> **Entries with figure data**:
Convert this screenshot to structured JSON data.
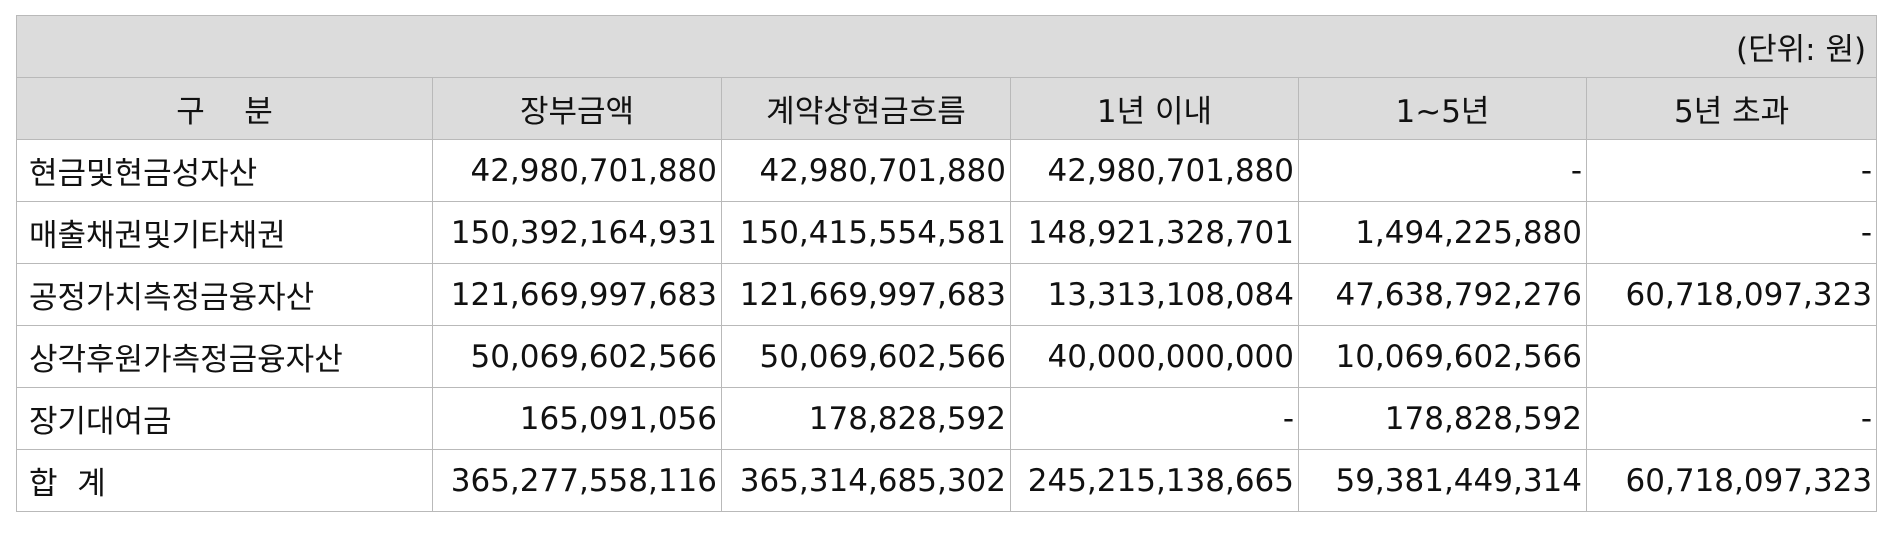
{
  "unit_note": "(단위: 원)",
  "headers": [
    "구    분",
    "장부금액",
    "계약상현금흐름",
    "1년 이내",
    "1~5년",
    "5년 초과"
  ],
  "rows": [
    {
      "label": "현금및현금성자산",
      "values": [
        "42,980,701,880",
        "42,980,701,880",
        "42,980,701,880",
        "-",
        "-"
      ]
    },
    {
      "label": "매출채권및기타채권",
      "values": [
        "150,392,164,931",
        "150,415,554,581",
        "148,921,328,701",
        "1,494,225,880",
        "-"
      ]
    },
    {
      "label": "공정가치측정금융자산",
      "values": [
        "121,669,997,683",
        "121,669,997,683",
        "13,313,108,084",
        "47,638,792,276",
        "60,718,097,323"
      ]
    },
    {
      "label": "상각후원가측정금융자산",
      "values": [
        "50,069,602,566",
        "50,069,602,566",
        "40,000,000,000",
        "10,069,602,566",
        ""
      ]
    },
    {
      "label": "장기대여금",
      "values": [
        "165,091,056",
        "178,828,592",
        "-",
        "178,828,592",
        "-"
      ]
    },
    {
      "label": "합  계",
      "values": [
        "365,277,558,116",
        "365,314,685,302",
        "245,215,138,665",
        "59,381,449,314",
        "60,718,097,323"
      ]
    }
  ]
}
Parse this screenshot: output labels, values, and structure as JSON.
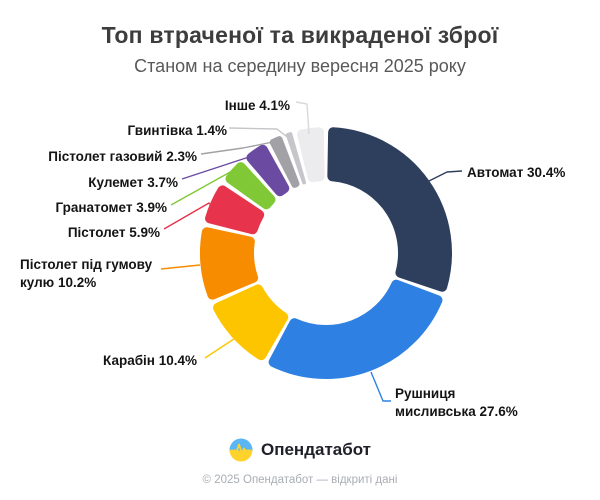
{
  "header": {
    "title": "Топ втраченої та викраденої зброї",
    "subtitle": "Станом на середину вересня 2025 року"
  },
  "chart_data": {
    "type": "pie",
    "variant": "donut",
    "title": "Топ втраченої та викраденої зброї",
    "subtitle": "Станом на середину вересня 2025 року",
    "unit": "%",
    "start_angle_deg": 0,
    "direction": "clockwise",
    "legend_position": "callout-labels",
    "slices": [
      {
        "label": "Автомат",
        "value": 30.4,
        "color": "#2e3f5e"
      },
      {
        "label": "Рушниця мисливська",
        "value": 27.6,
        "color": "#2e80e2"
      },
      {
        "label": "Карабін",
        "value": 10.4,
        "color": "#fdc500"
      },
      {
        "label": "Пістолет під гумову кулю",
        "value": 10.2,
        "color": "#f88c00"
      },
      {
        "label": "Пістолет",
        "value": 5.9,
        "color": "#e7334b"
      },
      {
        "label": "Гранатомет",
        "value": 3.9,
        "color": "#81c837"
      },
      {
        "label": "Кулемет",
        "value": 3.7,
        "color": "#6b4aa2"
      },
      {
        "label": "Пістолет газовий",
        "value": 2.3,
        "color": "#a2a2a6"
      },
      {
        "label": "Гвинтівка",
        "value": 1.4,
        "color": "#c6c6ca"
      },
      {
        "label": "Інше",
        "value": 4.1,
        "color": "#ececee",
        "line_color": "#d9d9d9"
      }
    ]
  },
  "footer": {
    "brand": "Опендатабот",
    "copyright": "© 2025 Опендатабот — відкриті дані"
  },
  "colors": {
    "background": "#ffffff",
    "title": "#3d3d3d",
    "subtitle": "#595959",
    "label": "#141414",
    "logo_blue": "#5ab7f3",
    "logo_yellow": "#ffd22c"
  }
}
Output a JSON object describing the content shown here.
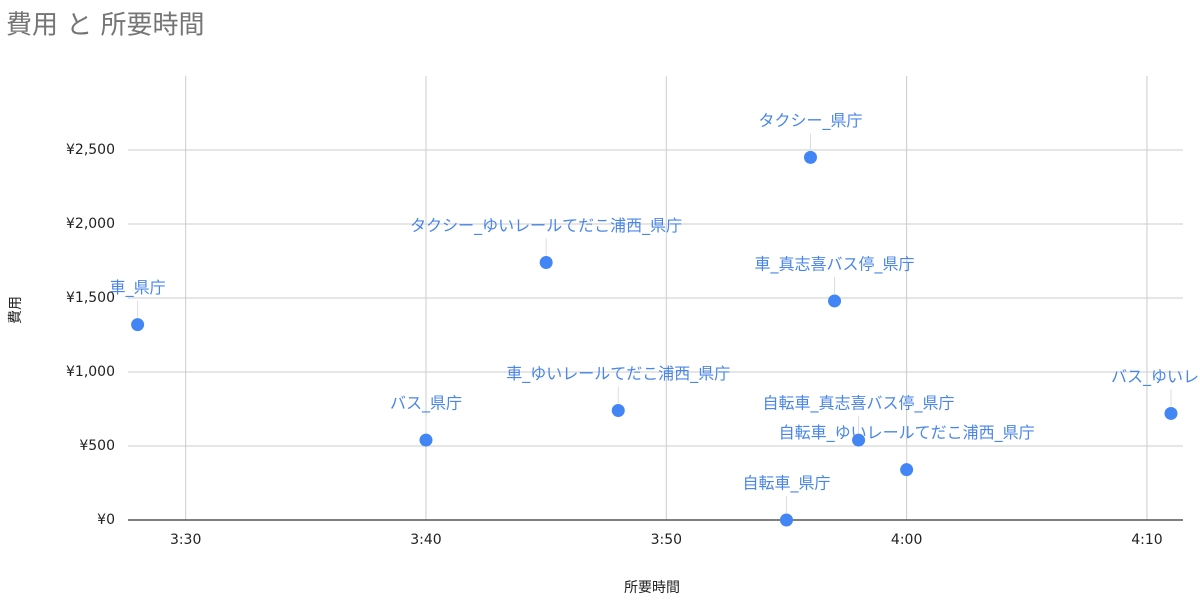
{
  "chart_data": {
    "type": "scatter",
    "title": "費用 と 所要時間",
    "x_label": "所要時間",
    "y_label": "費用",
    "x": [
      208,
      220,
      225,
      228,
      235,
      236,
      237,
      238,
      240,
      251
    ],
    "values": [
      1320,
      540,
      1740,
      740,
      0,
      2450,
      1480,
      540,
      340,
      720
    ],
    "point_labels": [
      "車_県庁",
      "バス_県庁",
      "タクシー_ゆいレールてだこ浦西_県庁",
      "車_ゆいレールてだこ浦西_県庁",
      "自転車_県庁",
      "タクシー_県庁",
      "車_真志喜バス停_県庁",
      "自転車_真志喜バス停_県庁",
      "自転車_ゆいレールてだこ浦西_県庁",
      "バス_ゆいレール"
    ],
    "color": "#4285f4",
    "xlim": [
      207.6,
      251.5
    ],
    "xticks": [
      {
        "value": 210,
        "label": "3:30"
      },
      {
        "value": 220,
        "label": "3:40"
      },
      {
        "value": 230,
        "label": "3:50"
      },
      {
        "value": 240,
        "label": "4:00"
      },
      {
        "value": 250,
        "label": "4:10"
      }
    ],
    "ylim": [
      0,
      3000
    ],
    "yticks": [
      {
        "value": 0,
        "label": "¥0"
      },
      {
        "value": 500,
        "label": "¥500"
      },
      {
        "value": 1000,
        "label": "¥1,000"
      },
      {
        "value": 1500,
        "label": "¥1,500"
      },
      {
        "value": 2000,
        "label": "¥2,000"
      },
      {
        "value": 2500,
        "label": "¥2,500"
      }
    ],
    "grid": true
  }
}
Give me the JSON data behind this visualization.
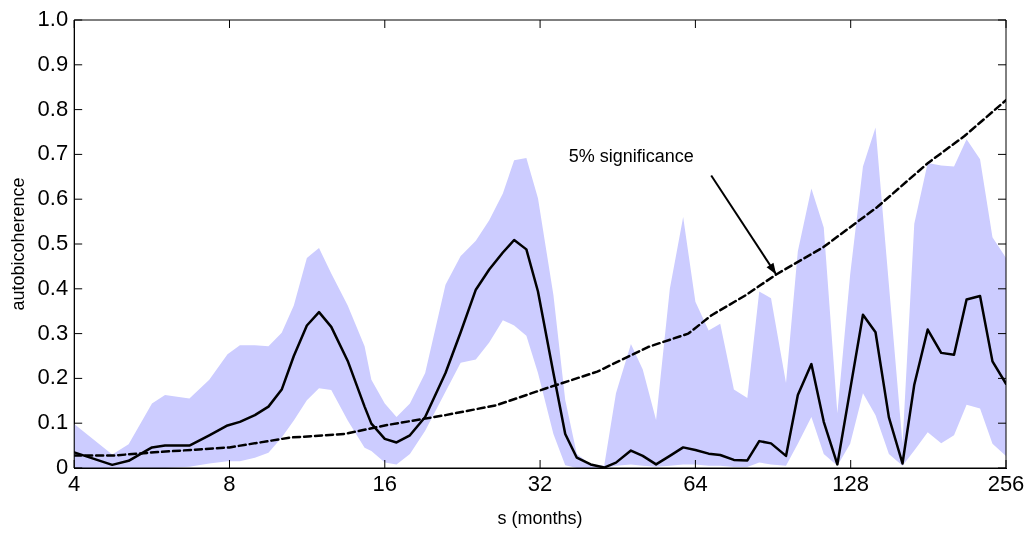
{
  "chart_data": {
    "type": "line",
    "xlabel": "s (months)",
    "ylabel": "autobicoherence",
    "log": "x",
    "xlim": [
      4,
      256
    ],
    "xticks": [
      4,
      8,
      16,
      32,
      64,
      128,
      256
    ],
    "ylim": [
      0,
      1
    ],
    "yticks": [
      0,
      0.1,
      0.2,
      0.3,
      0.4,
      0.5,
      0.6,
      0.7,
      0.8,
      0.9,
      {
        "value": 1,
        "label": "1.0"
      }
    ],
    "grid": false,
    "legend": false,
    "marker": "none",
    "annotations": [
      {
        "text": "5% significance",
        "x": 91.8,
        "y": 0.432
      }
    ],
    "series": [
      {
        "color": "#000000",
        "line_style": "solid",
        "x": [
          4,
          4.74,
          5.1,
          5.66,
          6.0,
          6.69,
          7.31,
          7.93,
          8.38,
          8.96,
          9.52,
          10.1,
          10.66,
          11.3,
          11.93,
          12.6,
          13.56,
          14.62,
          15.07,
          16,
          16.86,
          17.9,
          19.16,
          20.98,
          22.45,
          24.02,
          25.5,
          27.1,
          28.5,
          30.1,
          31.7,
          33.96,
          35.8,
          37.7,
          40.1,
          42.6,
          44.9,
          48,
          50.6,
          53.7,
          57.1,
          60.6,
          64,
          67.9,
          71.5,
          76.0,
          80.7,
          85.1,
          89.7,
          95.9,
          101.1,
          107.4,
          113.5,
          120.6,
          127.7,
          135.2,
          143,
          151.8,
          161.3,
          170,
          180.5,
          191.7,
          203,
          214.7,
          228,
          241,
          256
        ],
        "values": [
          0.035,
          0.007,
          0.016,
          0.046,
          0.05,
          0.05,
          0.073,
          0.095,
          0.103,
          0.118,
          0.137,
          0.175,
          0.25,
          0.318,
          0.348,
          0.315,
          0.239,
          0.137,
          0.099,
          0.065,
          0.057,
          0.073,
          0.114,
          0.212,
          0.303,
          0.398,
          0.443,
          0.481,
          0.509,
          0.488,
          0.394,
          0.212,
          0.076,
          0.023,
          0.008,
          0.001,
          0.012,
          0.039,
          0.027,
          0.008,
          0.027,
          0.046,
          0.04,
          0.032,
          0.029,
          0.018,
          0.017,
          0.06,
          0.055,
          0.027,
          0.163,
          0.232,
          0.103,
          0.008,
          0.175,
          0.342,
          0.303,
          0.113,
          0.01,
          0.186,
          0.309,
          0.257,
          0.253,
          0.376,
          0.384,
          0.238,
          0.188
        ],
        "lower": [
          0,
          0,
          0,
          0,
          0,
          0.003,
          0.01,
          0.015,
          0.015,
          0.023,
          0.034,
          0.068,
          0.106,
          0.151,
          0.178,
          0.174,
          0.106,
          0.045,
          0.038,
          0.012,
          0.008,
          0.031,
          0.083,
          0.17,
          0.235,
          0.242,
          0.28,
          0.33,
          0.318,
          0.295,
          0.212,
          0.076,
          0.006,
          0,
          0,
          0,
          0.005,
          0.008,
          0.005,
          0.003,
          0.005,
          0.008,
          0.008,
          0.005,
          0.005,
          0.002,
          0.002,
          0.012,
          0.008,
          0.005,
          0.054,
          0.114,
          0.031,
          0.005,
          0.054,
          0.167,
          0.118,
          0.031,
          0.005,
          0.039,
          0.08,
          0.055,
          0.073,
          0.141,
          0.133,
          0.054,
          0.027
        ],
        "upper": [
          0.098,
          0.03,
          0.053,
          0.144,
          0.163,
          0.155,
          0.197,
          0.254,
          0.274,
          0.274,
          0.272,
          0.302,
          0.363,
          0.469,
          0.491,
          0.434,
          0.363,
          0.272,
          0.197,
          0.144,
          0.114,
          0.144,
          0.212,
          0.409,
          0.473,
          0.507,
          0.553,
          0.613,
          0.687,
          0.692,
          0.602,
          0.386,
          0.152,
          0.031,
          0.008,
          0.005,
          0.167,
          0.277,
          0.22,
          0.107,
          0.4,
          0.56,
          0.371,
          0.307,
          0.322,
          0.175,
          0.156,
          0.394,
          0.379,
          0.19,
          0.484,
          0.624,
          0.537,
          0.122,
          0.432,
          0.673,
          0.76,
          0.409,
          0.054,
          0.545,
          0.681,
          0.675,
          0.673,
          0.734,
          0.689,
          0.515,
          0.469
        ]
      },
      {
        "color": "#000000",
        "line_style": "dashed",
        "x": [
          4,
          4.79,
          5.72,
          8,
          10.5,
          13.36,
          16,
          20.98,
          26.3,
          32.9,
          41.3,
          51.8,
          62,
          68.8,
          80.2,
          91.8,
          113,
          144.3,
          180.8,
          212.7,
          256
        ],
        "values": [
          0.028,
          0.028,
          0.035,
          0.046,
          0.068,
          0.076,
          0.095,
          0.118,
          0.14,
          0.178,
          0.215,
          0.27,
          0.3,
          0.341,
          0.386,
          0.432,
          0.492,
          0.583,
          0.681,
          0.741,
          0.821
        ]
      }
    ]
  }
}
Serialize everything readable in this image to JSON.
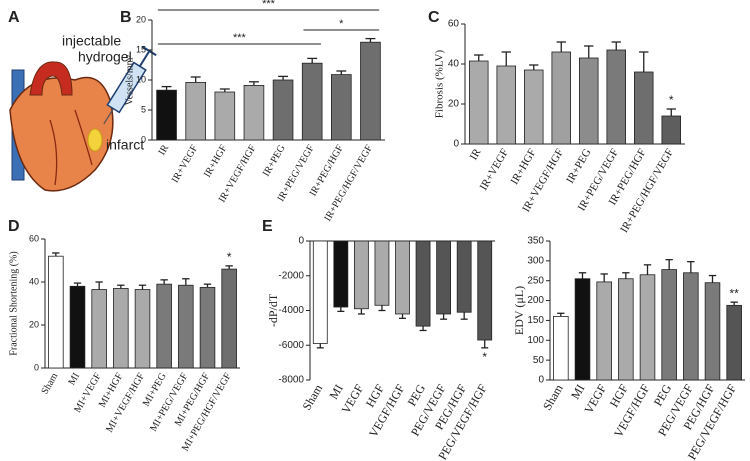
{
  "diagram": {
    "panel": "A",
    "labels": [
      "injectable",
      "hydrogel",
      "infarct"
    ]
  },
  "chart_data": [
    {
      "type": "bar",
      "panel": "B",
      "ylabel": "Vessels/mm²",
      "categories": [
        "IR",
        "IR+VEGF",
        "IR+HGF",
        "IR+VEGF/HGF",
        "IR+PEG",
        "IR+PEG/VEGF",
        "IR+PEG/HGF",
        "IR+PEG/HGF/VEGF"
      ],
      "values": [
        8.3,
        9.6,
        8.0,
        9.1,
        10.0,
        12.8,
        10.9,
        16.3
      ],
      "errors": [
        0.6,
        0.9,
        0.5,
        0.6,
        0.6,
        0.8,
        0.6,
        0.6
      ],
      "colors": [
        "#111111",
        "#aaaaaa",
        "#aaaaaa",
        "#aaaaaa",
        "#6e6e6e",
        "#6e6e6e",
        "#6e6e6e",
        "#6e6e6e"
      ],
      "ylim": [
        0,
        20
      ],
      "yticks": [
        0,
        5,
        10,
        15,
        20
      ],
      "significance": [
        {
          "label": "***",
          "from": "IR",
          "to": "IR+PEG/HGF/VEGF"
        },
        {
          "label": "***",
          "from": "IR",
          "to": "IR+PEG/VEGF"
        },
        {
          "label": "*",
          "from": "IR+PEG/VEGF",
          "to": "IR+PEG/HGF/VEGF"
        }
      ]
    },
    {
      "type": "bar",
      "panel": "C",
      "ylabel": "Fibrosis (%LV)",
      "categories": [
        "IR",
        "IR+VEGF",
        "IR+HGF",
        "IR+VEGF/HGF",
        "IR+PEG",
        "IR+PEG/VEGF",
        "IR+PEG/HGF",
        "IR+PEG/HGF/VEGF"
      ],
      "values": [
        41.5,
        39,
        37,
        46,
        43,
        47,
        36,
        14
      ],
      "errors": [
        3,
        7,
        2.5,
        5,
        6,
        4,
        10,
        3.5
      ],
      "colors": [
        "#aaaaaa",
        "#aaaaaa",
        "#aaaaaa",
        "#a0a0a0",
        "#8c8c8c",
        "#7a7a7a",
        "#6e6e6e",
        "#5e5e5e"
      ],
      "ylim": [
        0,
        60
      ],
      "yticks": [
        0,
        20,
        40,
        60
      ],
      "significance": [
        {
          "label": "*",
          "category": "IR+PEG/HGF/VEGF"
        }
      ]
    },
    {
      "type": "bar",
      "panel": "D",
      "ylabel": "Fractional Shortening (%)",
      "categories": [
        "Sham",
        "MI",
        "MI+VEGF",
        "MI+HGF",
        "MI+VEGF/HGF",
        "MI+PEG",
        "MI+PEG/VEGF",
        "MI+PEG/HGF",
        "MI+PEG/HGF/VEGF"
      ],
      "values": [
        52,
        38,
        36.5,
        37,
        36.5,
        39,
        38.5,
        37.5,
        46
      ],
      "errors": [
        1.5,
        1.5,
        3.5,
        1.5,
        2,
        2,
        3,
        1.5,
        1.5
      ],
      "colors": [
        "#ffffff",
        "#111111",
        "#aaaaaa",
        "#aaaaaa",
        "#aaaaaa",
        "#7a7a7a",
        "#7a7a7a",
        "#7a7a7a",
        "#6e6e6e"
      ],
      "ylim": [
        0,
        60
      ],
      "yticks": [
        0,
        20,
        40,
        60
      ],
      "significance": [
        {
          "label": "*",
          "category": "MI+PEG/HGF/VEGF"
        }
      ]
    },
    {
      "type": "bar",
      "panel": "E",
      "ylabel": "-dP/dT",
      "categories": [
        "Sham",
        "MI",
        "VEGF",
        "HGF",
        "VEGF/HGF",
        "PEG",
        "PEG/VEGF",
        "PEG/HGF",
        "PEG/VEGF/HGF"
      ],
      "values": [
        -5900,
        -3800,
        -3900,
        -3700,
        -4200,
        -4900,
        -4200,
        -4100,
        -5700
      ],
      "errors": [
        250,
        250,
        300,
        300,
        250,
        250,
        300,
        400,
        450
      ],
      "colors": [
        "#ffffff",
        "#111111",
        "#aaaaaa",
        "#aaaaaa",
        "#aaaaaa",
        "#555555",
        "#555555",
        "#555555",
        "#555555"
      ],
      "ylim": [
        -8000,
        0
      ],
      "yticks": [
        0,
        -2000,
        -4000,
        -6000,
        -8000
      ],
      "significance": [
        {
          "label": "*",
          "category": "PEG/VEGF/HGF"
        }
      ]
    },
    {
      "type": "bar",
      "ylabel": "EDV (μL)",
      "categories": [
        "Sham",
        "MI",
        "VEGF",
        "HGF",
        "VEGF/HGF",
        "PEG",
        "PEG/VEGF",
        "PEG/HGF",
        "PEG/VEGF/HGF"
      ],
      "values": [
        160,
        255,
        247,
        255,
        265,
        278,
        270,
        245,
        188
      ],
      "errors": [
        8,
        15,
        20,
        15,
        25,
        25,
        28,
        18,
        8
      ],
      "colors": [
        "#ffffff",
        "#111111",
        "#aaaaaa",
        "#aaaaaa",
        "#aaaaaa",
        "#7a7a7a",
        "#7a7a7a",
        "#7a7a7a",
        "#555555"
      ],
      "ylim": [
        0,
        350
      ],
      "yticks": [
        0,
        50,
        100,
        150,
        200,
        250,
        300,
        350
      ],
      "significance": [
        {
          "label": "**",
          "category": "PEG/VEGF/HGF"
        }
      ]
    }
  ]
}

> **REQUEST**:
Take every line from the data above that holds "середину" and copy it out.

> **RESPONSE FOR THIS EXERCISE**:
    "subtitle": "Станом на середину вересня 2025 року"
    "subtitle": "Станом на середину вересня 2025 року",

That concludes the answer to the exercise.